# PROBLEM
Extract the lines that carry the string "Entriegeln" from the listing.

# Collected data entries
---------------

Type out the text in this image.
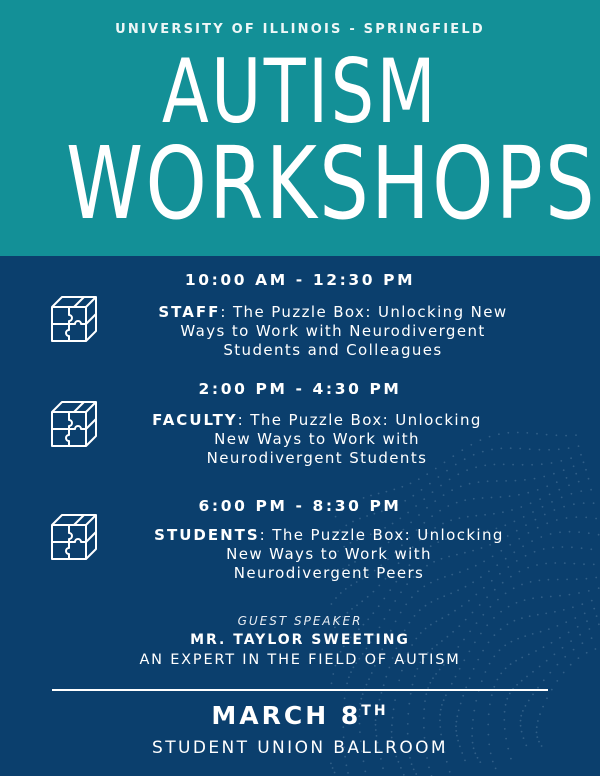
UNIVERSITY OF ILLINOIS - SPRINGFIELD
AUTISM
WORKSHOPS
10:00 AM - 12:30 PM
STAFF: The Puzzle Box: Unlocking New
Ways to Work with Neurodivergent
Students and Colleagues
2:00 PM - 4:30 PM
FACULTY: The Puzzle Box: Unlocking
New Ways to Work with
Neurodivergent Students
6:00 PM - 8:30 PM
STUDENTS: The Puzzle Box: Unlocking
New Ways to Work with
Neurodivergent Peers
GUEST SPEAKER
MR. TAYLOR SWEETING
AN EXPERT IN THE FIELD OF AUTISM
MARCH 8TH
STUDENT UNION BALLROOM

---------------

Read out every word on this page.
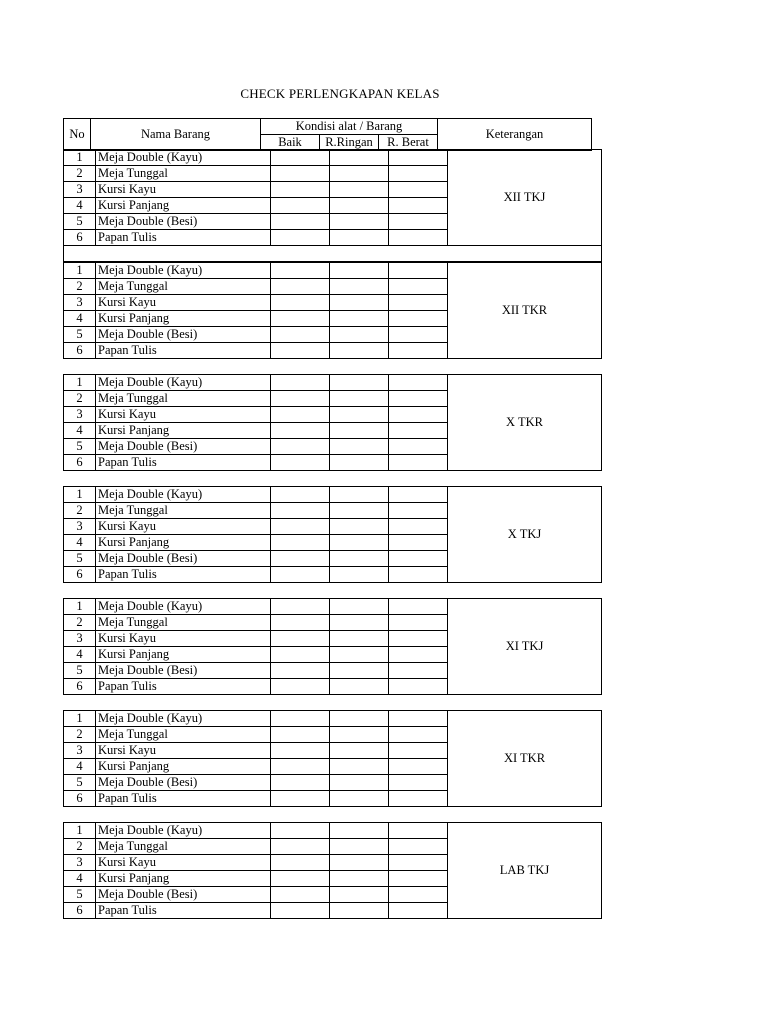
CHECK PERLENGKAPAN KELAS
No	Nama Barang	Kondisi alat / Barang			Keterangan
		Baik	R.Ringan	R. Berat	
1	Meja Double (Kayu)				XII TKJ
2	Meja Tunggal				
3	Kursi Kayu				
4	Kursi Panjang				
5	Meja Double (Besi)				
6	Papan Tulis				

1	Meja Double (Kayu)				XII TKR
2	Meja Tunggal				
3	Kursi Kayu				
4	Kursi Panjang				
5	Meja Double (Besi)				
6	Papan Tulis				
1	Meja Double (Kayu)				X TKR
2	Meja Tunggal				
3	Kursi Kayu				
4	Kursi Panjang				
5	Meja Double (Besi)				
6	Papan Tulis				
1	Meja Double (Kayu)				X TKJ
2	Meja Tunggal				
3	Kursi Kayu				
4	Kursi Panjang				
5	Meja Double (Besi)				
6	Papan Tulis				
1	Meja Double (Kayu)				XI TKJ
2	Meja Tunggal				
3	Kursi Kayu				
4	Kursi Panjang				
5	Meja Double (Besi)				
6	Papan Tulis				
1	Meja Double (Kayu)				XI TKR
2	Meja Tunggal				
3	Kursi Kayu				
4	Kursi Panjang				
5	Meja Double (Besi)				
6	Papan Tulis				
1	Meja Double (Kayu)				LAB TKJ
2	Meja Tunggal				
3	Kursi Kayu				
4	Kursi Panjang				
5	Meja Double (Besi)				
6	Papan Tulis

---------------

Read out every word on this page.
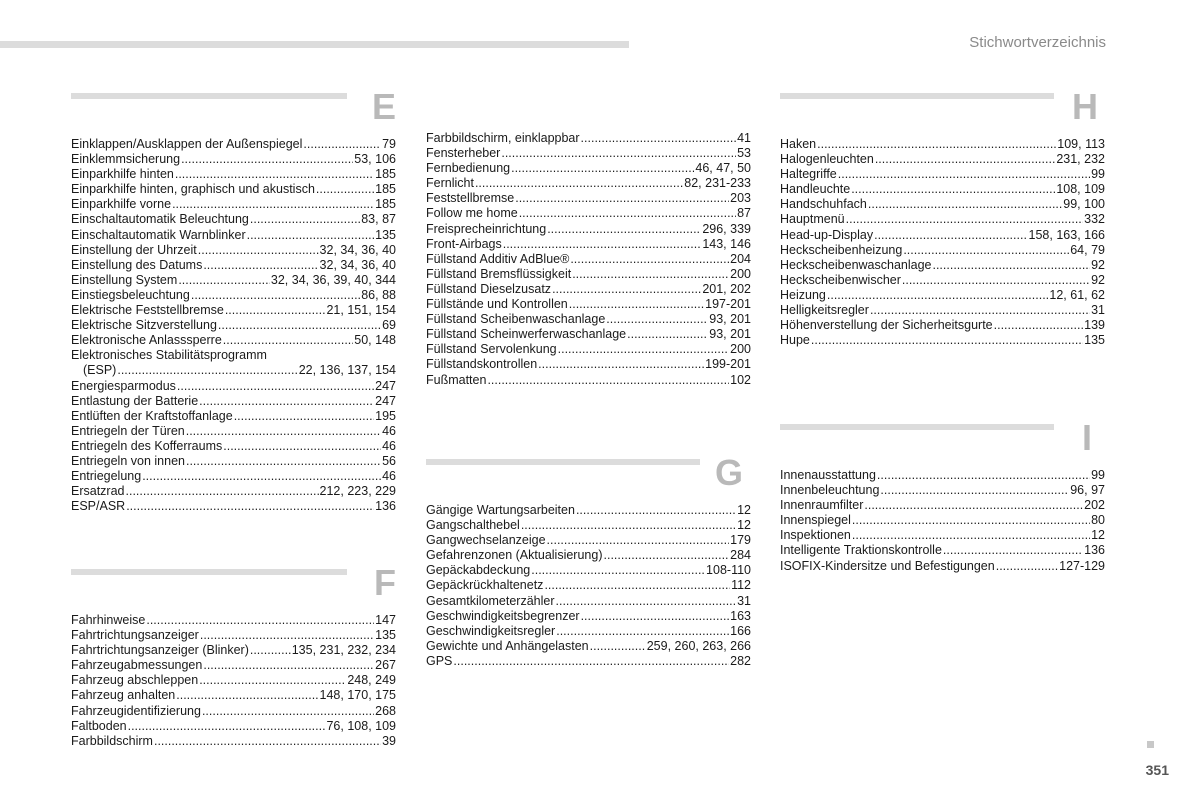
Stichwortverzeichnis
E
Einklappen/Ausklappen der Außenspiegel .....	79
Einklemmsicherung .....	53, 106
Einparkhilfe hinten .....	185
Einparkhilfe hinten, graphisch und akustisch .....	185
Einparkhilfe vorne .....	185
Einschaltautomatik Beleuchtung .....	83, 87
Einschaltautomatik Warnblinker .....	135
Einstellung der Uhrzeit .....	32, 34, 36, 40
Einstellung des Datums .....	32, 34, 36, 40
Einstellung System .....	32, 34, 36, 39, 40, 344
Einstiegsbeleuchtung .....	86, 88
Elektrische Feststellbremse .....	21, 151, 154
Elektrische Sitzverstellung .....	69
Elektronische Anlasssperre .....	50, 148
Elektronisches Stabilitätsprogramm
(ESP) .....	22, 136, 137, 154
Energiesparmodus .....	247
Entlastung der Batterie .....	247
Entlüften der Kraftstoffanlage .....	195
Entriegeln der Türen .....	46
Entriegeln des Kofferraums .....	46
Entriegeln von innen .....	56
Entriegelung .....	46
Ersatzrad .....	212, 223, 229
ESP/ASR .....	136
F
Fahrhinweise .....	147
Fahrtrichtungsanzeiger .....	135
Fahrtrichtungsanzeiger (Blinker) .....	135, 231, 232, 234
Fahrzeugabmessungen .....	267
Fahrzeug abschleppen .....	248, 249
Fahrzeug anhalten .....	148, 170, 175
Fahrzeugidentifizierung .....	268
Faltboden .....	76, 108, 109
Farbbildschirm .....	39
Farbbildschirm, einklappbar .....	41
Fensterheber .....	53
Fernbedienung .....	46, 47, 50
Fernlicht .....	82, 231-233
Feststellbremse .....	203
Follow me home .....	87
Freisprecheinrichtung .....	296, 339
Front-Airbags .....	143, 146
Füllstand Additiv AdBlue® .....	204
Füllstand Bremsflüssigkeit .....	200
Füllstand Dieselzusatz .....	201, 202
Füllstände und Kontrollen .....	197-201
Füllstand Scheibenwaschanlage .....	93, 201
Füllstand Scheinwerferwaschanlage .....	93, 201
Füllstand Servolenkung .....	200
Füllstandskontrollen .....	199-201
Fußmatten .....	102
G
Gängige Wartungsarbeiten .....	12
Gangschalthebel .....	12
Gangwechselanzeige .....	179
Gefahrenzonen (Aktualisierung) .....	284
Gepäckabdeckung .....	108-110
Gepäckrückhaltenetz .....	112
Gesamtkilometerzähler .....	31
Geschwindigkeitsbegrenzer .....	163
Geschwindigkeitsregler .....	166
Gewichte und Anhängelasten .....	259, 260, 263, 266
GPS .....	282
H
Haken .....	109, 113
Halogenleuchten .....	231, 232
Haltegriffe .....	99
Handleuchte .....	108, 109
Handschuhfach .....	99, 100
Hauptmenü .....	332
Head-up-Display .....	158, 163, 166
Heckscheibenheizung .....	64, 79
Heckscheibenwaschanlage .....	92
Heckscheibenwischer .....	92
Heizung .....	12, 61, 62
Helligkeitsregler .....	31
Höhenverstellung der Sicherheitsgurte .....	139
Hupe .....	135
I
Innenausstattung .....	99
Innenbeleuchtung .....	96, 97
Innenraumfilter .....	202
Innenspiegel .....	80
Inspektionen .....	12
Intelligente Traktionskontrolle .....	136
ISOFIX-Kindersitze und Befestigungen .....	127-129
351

---------------

# ANSWER TO THE PROBLEM
Entriegeln der Türen .....	46
Entriegeln des Kofferraums .....	46
Entriegeln von innen .....	56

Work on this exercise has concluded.